## Dataset items
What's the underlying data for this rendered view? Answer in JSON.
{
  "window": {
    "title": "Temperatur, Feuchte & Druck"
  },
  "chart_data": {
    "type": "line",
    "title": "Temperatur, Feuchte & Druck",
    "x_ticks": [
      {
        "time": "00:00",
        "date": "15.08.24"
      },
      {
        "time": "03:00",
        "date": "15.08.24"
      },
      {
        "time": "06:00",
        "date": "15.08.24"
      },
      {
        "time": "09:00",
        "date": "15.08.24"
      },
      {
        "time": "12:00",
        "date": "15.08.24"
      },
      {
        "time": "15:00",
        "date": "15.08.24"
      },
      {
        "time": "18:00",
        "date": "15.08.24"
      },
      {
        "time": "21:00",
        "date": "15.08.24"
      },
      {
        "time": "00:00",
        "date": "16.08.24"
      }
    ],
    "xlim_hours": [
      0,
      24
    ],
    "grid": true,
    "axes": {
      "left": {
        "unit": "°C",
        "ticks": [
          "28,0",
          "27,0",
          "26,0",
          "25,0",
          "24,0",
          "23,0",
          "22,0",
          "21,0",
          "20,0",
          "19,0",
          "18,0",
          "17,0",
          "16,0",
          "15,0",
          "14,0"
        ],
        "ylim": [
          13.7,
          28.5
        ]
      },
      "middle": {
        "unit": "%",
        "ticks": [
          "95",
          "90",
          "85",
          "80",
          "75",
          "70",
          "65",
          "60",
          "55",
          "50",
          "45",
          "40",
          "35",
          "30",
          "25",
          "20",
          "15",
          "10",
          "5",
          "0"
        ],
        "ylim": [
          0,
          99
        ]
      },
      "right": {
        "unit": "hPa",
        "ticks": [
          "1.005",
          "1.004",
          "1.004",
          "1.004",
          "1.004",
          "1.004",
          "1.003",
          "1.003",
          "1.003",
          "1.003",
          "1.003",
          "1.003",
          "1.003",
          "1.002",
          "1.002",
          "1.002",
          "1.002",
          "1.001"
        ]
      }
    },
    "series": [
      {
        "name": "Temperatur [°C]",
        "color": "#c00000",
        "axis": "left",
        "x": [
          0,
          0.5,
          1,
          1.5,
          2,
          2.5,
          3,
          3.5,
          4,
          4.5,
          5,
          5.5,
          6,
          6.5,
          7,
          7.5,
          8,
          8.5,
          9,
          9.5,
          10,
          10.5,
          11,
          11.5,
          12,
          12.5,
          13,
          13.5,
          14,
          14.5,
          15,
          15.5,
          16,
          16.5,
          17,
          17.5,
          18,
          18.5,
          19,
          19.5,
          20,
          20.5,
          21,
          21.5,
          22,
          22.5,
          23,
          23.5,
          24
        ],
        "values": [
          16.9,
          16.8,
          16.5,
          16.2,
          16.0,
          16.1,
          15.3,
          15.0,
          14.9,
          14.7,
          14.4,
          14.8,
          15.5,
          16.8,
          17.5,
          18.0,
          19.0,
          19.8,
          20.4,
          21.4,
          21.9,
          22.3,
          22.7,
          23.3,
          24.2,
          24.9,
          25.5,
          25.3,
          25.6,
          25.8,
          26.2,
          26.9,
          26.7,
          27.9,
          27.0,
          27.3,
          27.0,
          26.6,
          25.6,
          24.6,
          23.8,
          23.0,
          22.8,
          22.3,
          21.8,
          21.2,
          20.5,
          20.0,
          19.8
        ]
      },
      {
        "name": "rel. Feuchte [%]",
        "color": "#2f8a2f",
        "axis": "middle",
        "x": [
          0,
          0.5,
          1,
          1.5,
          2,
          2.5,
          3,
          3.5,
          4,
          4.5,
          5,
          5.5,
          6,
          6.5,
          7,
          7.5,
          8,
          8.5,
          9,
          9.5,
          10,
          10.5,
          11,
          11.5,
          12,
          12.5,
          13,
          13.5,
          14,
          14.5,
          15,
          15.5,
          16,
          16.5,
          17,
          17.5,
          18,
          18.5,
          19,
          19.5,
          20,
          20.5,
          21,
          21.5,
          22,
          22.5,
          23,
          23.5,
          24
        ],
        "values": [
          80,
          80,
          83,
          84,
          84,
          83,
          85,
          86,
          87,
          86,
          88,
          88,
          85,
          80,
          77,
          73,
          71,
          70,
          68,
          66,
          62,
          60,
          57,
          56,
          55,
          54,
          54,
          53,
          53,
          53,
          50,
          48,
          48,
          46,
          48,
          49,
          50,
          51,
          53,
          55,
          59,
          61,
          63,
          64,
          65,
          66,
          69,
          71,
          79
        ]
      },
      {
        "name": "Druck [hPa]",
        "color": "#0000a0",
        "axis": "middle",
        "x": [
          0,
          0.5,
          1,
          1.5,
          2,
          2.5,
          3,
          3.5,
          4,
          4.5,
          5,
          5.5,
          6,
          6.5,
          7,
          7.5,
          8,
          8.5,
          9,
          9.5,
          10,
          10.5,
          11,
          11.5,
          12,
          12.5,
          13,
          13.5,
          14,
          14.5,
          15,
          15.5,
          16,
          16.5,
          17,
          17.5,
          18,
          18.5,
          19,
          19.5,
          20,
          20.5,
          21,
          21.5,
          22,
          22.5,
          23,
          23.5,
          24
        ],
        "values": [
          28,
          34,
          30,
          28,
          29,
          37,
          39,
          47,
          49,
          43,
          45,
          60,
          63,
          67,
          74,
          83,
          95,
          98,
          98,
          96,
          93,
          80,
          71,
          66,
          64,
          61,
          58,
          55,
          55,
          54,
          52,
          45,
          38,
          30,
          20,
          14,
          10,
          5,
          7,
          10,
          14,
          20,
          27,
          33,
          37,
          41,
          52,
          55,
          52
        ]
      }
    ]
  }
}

## Exercise requirements
All of the material must be reproduced exactly.

## Result
What's the underlying data for this rendered view? Answer in JSON.
{
  "window": {
    "title": "Temperatur, Feuchte & Druck"
  },
  "chart_data": {
    "type": "line",
    "title": "Temperatur, Feuchte & Druck",
    "x_ticks": [
      {
        "time": "00:00",
        "date": "15.08.24"
      },
      {
        "time": "03:00",
        "date": "15.08.24"
      },
      {
        "time": "06:00",
        "date": "15.08.24"
      },
      {
        "time": "09:00",
        "date": "15.08.24"
      },
      {
        "time": "12:00",
        "date": "15.08.24"
      },
      {
        "time": "15:00",
        "date": "15.08.24"
      },
      {
        "time": "18:00",
        "date": "15.08.24"
      },
      {
        "time": "21:00",
        "date": "15.08.24"
      },
      {
        "time": "00:00",
        "date": "16.08.24"
      }
    ],
    "xlim_hours": [
      0,
      24
    ],
    "grid": true,
    "axes": {
      "left": {
        "unit": "°C",
        "ticks": [
          "28,0",
          "27,0",
          "26,0",
          "25,0",
          "24,0",
          "23,0",
          "22,0",
          "21,0",
          "20,0",
          "19,0",
          "18,0",
          "17,0",
          "16,0",
          "15,0",
          "14,0"
        ],
        "ylim": [
          13.7,
          28.5
        ]
      },
      "middle": {
        "unit": "%",
        "ticks": [
          "95",
          "90",
          "85",
          "80",
          "75",
          "70",
          "65",
          "60",
          "55",
          "50",
          "45",
          "40",
          "35",
          "30",
          "25",
          "20",
          "15",
          "10",
          "5",
          "0"
        ],
        "ylim": [
          0,
          99
        ]
      },
      "right": {
        "unit": "hPa",
        "ticks": [
          "1.005",
          "1.004",
          "1.004",
          "1.004",
          "1.004",
          "1.004",
          "1.003",
          "1.003",
          "1.003",
          "1.003",
          "1.003",
          "1.003",
          "1.003",
          "1.002",
          "1.002",
          "1.002",
          "1.002",
          "1.001"
        ]
      }
    },
    "series": [
      {
        "name": "Temperatur [°C]",
        "color": "#c00000",
        "axis": "left",
        "x": [
          0,
          0.5,
          1,
          1.5,
          2,
          2.5,
          3,
          3.5,
          4,
          4.5,
          5,
          5.5,
          6,
          6.5,
          7,
          7.5,
          8,
          8.5,
          9,
          9.5,
          10,
          10.5,
          11,
          11.5,
          12,
          12.5,
          13,
          13.5,
          14,
          14.5,
          15,
          15.5,
          16,
          16.5,
          17,
          17.5,
          18,
          18.5,
          19,
          19.5,
          20,
          20.5,
          21,
          21.5,
          22,
          22.5,
          23,
          23.5,
          24
        ],
        "values": [
          16.9,
          16.8,
          16.5,
          16.2,
          16.0,
          16.1,
          15.3,
          15.0,
          14.9,
          14.7,
          14.4,
          14.8,
          15.5,
          16.8,
          17.5,
          18.0,
          19.0,
          19.8,
          20.4,
          21.4,
          21.9,
          22.3,
          22.7,
          23.3,
          24.2,
          24.9,
          25.5,
          25.3,
          25.6,
          25.8,
          26.2,
          26.9,
          26.7,
          27.9,
          27.0,
          27.3,
          27.0,
          26.6,
          25.6,
          24.6,
          23.8,
          23.0,
          22.8,
          22.3,
          21.8,
          21.2,
          20.5,
          20.0,
          19.8
        ]
      },
      {
        "name": "rel. Feuchte [%]",
        "color": "#2f8a2f",
        "axis": "middle",
        "x": [
          0,
          0.5,
          1,
          1.5,
          2,
          2.5,
          3,
          3.5,
          4,
          4.5,
          5,
          5.5,
          6,
          6.5,
          7,
          7.5,
          8,
          8.5,
          9,
          9.5,
          10,
          10.5,
          11,
          11.5,
          12,
          12.5,
          13,
          13.5,
          14,
          14.5,
          15,
          15.5,
          16,
          16.5,
          17,
          17.5,
          18,
          18.5,
          19,
          19.5,
          20,
          20.5,
          21,
          21.5,
          22,
          22.5,
          23,
          23.5,
          24
        ],
        "values": [
          80,
          80,
          83,
          84,
          84,
          83,
          85,
          86,
          87,
          86,
          88,
          88,
          85,
          80,
          77,
          73,
          71,
          70,
          68,
          66,
          62,
          60,
          57,
          56,
          55,
          54,
          54,
          53,
          53,
          53,
          50,
          48,
          48,
          46,
          48,
          49,
          50,
          51,
          53,
          55,
          59,
          61,
          63,
          64,
          65,
          66,
          69,
          71,
          79
        ]
      },
      {
        "name": "Druck [hPa]",
        "color": "#0000a0",
        "axis": "middle",
        "x": [
          0,
          0.5,
          1,
          1.5,
          2,
          2.5,
          3,
          3.5,
          4,
          4.5,
          5,
          5.5,
          6,
          6.5,
          7,
          7.5,
          8,
          8.5,
          9,
          9.5,
          10,
          10.5,
          11,
          11.5,
          12,
          12.5,
          13,
          13.5,
          14,
          14.5,
          15,
          15.5,
          16,
          16.5,
          17,
          17.5,
          18,
          18.5,
          19,
          19.5,
          20,
          20.5,
          21,
          21.5,
          22,
          22.5,
          23,
          23.5,
          24
        ],
        "values": [
          28,
          34,
          30,
          28,
          29,
          37,
          39,
          47,
          49,
          43,
          45,
          60,
          63,
          67,
          74,
          83,
          95,
          98,
          98,
          96,
          93,
          80,
          71,
          66,
          64,
          61,
          58,
          55,
          55,
          54,
          52,
          45,
          38,
          30,
          20,
          14,
          10,
          5,
          7,
          10,
          14,
          20,
          27,
          33,
          37,
          41,
          52,
          55,
          52
        ]
      }
    ]
  }
}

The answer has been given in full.